— Start of TASK MATERIAL —

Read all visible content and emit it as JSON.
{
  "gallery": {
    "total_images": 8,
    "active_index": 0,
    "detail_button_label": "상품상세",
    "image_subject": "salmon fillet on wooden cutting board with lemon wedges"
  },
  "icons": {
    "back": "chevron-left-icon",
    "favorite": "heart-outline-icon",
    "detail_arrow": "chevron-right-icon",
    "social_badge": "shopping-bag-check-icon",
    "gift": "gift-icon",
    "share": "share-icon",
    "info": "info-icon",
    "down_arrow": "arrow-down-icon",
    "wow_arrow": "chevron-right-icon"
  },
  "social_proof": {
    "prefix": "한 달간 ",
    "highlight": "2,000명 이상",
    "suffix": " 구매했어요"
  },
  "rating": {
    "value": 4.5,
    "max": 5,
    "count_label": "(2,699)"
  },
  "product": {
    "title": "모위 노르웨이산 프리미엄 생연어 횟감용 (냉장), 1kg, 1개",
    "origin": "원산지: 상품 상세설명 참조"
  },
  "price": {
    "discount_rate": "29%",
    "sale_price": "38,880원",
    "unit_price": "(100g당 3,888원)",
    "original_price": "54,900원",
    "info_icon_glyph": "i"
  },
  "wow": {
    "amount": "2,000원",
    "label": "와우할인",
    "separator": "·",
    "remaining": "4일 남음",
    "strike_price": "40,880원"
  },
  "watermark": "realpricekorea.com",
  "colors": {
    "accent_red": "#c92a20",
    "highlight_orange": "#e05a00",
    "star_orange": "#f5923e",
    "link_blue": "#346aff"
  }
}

— End of TASK MATERIAL —
— Start of TASK MATERIAL —

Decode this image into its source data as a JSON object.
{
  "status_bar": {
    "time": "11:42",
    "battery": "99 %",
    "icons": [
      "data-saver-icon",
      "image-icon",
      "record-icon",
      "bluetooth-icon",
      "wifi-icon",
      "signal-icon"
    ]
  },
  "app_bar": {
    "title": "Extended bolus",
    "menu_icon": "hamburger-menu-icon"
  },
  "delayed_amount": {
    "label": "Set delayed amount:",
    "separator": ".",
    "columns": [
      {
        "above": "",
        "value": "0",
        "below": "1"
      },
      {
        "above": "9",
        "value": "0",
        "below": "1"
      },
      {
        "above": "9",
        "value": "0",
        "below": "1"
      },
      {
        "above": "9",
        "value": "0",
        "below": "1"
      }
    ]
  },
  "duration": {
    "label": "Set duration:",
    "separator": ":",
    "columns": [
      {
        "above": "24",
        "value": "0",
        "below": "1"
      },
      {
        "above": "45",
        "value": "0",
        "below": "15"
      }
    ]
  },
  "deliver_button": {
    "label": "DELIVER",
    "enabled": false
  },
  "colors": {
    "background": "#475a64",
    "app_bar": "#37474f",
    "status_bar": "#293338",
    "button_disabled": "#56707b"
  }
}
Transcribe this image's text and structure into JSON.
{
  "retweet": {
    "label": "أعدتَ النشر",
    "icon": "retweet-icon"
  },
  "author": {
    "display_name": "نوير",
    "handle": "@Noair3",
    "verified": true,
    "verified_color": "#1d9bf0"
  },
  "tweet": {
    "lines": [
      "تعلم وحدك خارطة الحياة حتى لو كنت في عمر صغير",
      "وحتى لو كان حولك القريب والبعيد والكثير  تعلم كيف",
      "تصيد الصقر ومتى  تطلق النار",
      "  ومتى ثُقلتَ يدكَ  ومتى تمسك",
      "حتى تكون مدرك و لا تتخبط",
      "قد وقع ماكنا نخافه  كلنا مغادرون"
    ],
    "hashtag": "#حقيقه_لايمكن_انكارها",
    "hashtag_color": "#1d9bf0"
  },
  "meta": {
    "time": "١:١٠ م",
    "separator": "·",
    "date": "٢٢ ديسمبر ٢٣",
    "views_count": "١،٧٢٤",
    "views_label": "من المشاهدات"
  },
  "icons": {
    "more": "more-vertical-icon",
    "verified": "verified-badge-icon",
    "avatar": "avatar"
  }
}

— End of TASK MATERIAL —
— Start of TASK MATERIAL —

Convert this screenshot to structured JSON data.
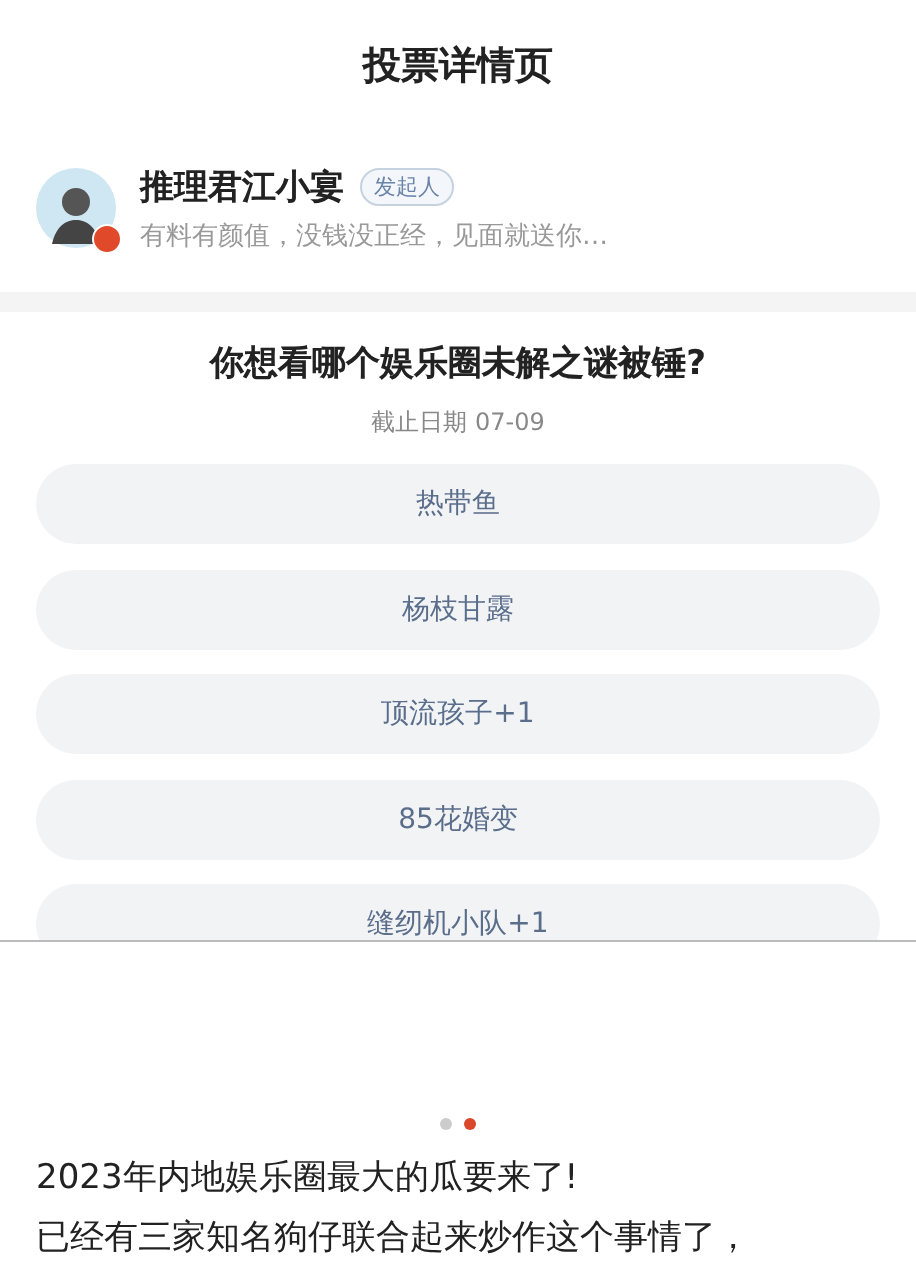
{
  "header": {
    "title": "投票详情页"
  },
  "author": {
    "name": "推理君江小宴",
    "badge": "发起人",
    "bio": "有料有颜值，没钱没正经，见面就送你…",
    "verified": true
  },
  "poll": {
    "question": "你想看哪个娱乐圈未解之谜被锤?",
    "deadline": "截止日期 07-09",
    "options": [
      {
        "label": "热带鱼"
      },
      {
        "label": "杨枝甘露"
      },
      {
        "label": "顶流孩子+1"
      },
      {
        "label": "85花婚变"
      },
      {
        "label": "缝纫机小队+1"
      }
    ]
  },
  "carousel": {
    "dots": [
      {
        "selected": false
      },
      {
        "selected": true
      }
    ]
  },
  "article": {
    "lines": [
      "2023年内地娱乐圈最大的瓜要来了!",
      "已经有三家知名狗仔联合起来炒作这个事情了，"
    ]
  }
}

— End of TASK MATERIAL —

= JOB =
Filter the entries down to the lines containing "data". Copy each of those lines.

= TASK RESPONSE =
Decode this image into its source data as a JSON object.
      "data-saver-icon",
Convert this screenshot to structured JSON data.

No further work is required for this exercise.